▶ [REQUIRED TASK] From the entries below, copy every line holding the word "anmcr".

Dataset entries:
··········
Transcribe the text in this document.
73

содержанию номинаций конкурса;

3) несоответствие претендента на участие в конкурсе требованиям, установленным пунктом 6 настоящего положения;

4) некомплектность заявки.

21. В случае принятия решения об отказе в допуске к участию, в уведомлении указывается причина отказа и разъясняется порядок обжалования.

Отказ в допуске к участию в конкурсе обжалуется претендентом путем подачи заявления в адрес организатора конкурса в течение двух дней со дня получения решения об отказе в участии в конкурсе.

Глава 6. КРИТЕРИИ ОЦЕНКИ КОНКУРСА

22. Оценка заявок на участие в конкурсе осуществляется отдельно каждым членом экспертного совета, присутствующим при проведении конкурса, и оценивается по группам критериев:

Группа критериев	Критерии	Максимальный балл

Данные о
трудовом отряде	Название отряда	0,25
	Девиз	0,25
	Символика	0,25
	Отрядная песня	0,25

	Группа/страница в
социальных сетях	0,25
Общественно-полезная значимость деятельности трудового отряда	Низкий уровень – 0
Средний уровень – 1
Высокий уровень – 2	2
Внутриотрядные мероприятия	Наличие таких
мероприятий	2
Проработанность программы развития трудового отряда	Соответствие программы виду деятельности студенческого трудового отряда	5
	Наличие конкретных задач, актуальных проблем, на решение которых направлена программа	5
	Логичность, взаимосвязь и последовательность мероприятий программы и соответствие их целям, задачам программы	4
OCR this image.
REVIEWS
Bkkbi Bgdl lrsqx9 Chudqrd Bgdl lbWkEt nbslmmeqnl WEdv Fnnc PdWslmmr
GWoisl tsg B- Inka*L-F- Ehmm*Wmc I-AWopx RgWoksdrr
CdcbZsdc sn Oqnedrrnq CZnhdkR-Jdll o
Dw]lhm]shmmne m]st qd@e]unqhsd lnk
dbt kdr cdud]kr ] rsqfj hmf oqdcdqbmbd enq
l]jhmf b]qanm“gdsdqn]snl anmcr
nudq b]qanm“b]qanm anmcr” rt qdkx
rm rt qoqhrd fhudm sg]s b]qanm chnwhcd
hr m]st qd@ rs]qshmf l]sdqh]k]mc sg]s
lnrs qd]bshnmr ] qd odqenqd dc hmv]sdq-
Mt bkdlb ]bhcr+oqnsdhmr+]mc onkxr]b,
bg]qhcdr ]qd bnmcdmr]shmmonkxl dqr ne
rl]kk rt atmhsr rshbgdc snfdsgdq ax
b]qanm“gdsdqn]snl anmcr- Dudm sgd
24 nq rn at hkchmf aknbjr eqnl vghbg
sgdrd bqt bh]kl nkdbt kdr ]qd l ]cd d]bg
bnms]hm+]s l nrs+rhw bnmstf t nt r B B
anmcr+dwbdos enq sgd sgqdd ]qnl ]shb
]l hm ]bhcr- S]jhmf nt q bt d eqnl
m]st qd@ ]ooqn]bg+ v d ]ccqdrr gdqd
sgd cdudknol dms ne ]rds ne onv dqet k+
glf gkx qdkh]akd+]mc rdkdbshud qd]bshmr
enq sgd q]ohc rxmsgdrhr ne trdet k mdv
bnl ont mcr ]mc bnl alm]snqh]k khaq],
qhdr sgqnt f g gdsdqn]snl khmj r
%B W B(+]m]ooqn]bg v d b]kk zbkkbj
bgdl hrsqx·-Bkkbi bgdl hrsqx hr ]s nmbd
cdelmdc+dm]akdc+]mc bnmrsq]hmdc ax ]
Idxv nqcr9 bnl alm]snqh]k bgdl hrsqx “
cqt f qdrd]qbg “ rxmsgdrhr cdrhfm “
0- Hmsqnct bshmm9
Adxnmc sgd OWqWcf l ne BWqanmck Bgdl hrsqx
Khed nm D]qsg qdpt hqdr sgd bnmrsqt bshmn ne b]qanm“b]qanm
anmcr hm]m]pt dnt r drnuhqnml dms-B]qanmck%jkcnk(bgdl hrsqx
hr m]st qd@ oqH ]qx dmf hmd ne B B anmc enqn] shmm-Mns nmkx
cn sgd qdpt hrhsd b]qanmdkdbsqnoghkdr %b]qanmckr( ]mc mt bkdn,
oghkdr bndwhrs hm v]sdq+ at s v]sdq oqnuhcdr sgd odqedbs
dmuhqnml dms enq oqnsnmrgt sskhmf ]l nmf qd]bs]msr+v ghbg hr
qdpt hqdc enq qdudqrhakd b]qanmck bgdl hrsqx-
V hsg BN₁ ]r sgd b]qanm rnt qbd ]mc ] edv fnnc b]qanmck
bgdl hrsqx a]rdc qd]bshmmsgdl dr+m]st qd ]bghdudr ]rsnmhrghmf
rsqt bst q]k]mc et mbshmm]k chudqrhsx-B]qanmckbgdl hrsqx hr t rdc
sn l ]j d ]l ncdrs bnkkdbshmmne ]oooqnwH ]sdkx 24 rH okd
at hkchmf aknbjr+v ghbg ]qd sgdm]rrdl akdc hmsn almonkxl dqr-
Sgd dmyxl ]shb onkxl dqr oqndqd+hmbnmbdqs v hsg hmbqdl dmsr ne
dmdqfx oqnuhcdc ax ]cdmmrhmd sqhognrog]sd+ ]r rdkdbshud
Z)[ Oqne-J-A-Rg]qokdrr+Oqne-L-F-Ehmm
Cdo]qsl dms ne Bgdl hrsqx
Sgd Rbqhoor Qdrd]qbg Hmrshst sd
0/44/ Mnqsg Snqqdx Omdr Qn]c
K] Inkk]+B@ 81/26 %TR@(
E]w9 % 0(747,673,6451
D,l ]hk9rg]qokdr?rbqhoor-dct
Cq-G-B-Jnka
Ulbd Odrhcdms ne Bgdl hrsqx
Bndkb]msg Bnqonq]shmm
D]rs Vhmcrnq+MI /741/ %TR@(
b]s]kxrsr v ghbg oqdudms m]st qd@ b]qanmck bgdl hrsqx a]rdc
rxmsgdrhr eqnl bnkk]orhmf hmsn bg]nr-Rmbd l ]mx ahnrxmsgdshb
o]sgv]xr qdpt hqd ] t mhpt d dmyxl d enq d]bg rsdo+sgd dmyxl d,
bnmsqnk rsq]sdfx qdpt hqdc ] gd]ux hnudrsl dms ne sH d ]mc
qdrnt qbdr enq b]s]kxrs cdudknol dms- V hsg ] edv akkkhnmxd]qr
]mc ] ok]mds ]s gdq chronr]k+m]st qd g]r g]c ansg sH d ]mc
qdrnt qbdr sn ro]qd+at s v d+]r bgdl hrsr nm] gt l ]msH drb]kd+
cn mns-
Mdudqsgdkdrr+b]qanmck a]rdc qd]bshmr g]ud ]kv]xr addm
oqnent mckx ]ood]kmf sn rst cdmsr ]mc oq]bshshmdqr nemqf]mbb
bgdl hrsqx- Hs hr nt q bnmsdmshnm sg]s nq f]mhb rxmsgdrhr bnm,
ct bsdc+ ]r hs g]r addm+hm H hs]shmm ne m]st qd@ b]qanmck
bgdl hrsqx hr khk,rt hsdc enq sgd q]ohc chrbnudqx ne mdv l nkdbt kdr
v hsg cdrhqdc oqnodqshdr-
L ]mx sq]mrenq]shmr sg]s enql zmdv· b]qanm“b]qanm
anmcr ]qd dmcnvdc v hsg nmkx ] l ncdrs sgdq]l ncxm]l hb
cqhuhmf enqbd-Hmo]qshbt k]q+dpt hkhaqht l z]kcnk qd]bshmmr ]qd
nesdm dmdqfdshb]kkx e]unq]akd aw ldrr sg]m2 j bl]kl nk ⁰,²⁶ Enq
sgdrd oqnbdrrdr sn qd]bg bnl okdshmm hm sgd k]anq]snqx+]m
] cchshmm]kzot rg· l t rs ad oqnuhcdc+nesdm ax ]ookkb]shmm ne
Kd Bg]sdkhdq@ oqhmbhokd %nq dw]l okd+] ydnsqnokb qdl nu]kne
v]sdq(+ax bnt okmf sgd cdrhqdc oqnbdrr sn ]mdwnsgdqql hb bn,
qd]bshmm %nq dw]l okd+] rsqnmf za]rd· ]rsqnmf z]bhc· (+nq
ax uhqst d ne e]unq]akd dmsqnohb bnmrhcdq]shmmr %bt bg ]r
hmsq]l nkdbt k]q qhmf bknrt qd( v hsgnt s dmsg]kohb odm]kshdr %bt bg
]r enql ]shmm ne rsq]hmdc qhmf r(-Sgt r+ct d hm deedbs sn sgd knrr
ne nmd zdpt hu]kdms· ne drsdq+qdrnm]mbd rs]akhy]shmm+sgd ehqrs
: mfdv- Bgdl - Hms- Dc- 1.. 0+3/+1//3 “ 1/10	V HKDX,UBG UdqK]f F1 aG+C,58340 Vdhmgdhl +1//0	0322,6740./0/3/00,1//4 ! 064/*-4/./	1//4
··········
▶ [SOLUTION FOR THIS TASK]
l]jhmf b]qanm“gdsdqn]snl anmcr
nudq b]qanm“b]qanm anmcr” rt qdkx
b]qanm“gdsdqn]snl anmcr- Dudm sgd
anmcr+dwbdos enq sgd sgqdd ]qnl ]shb
anmcr hm]m]pt dnt r drnuhqnml dms-B]qanmck%jkcnk(bgdl hrsqx
anmcr ]qd dmcnvdc v hsg nmkx ] l ncdrs sgdq]l ncxm]l hb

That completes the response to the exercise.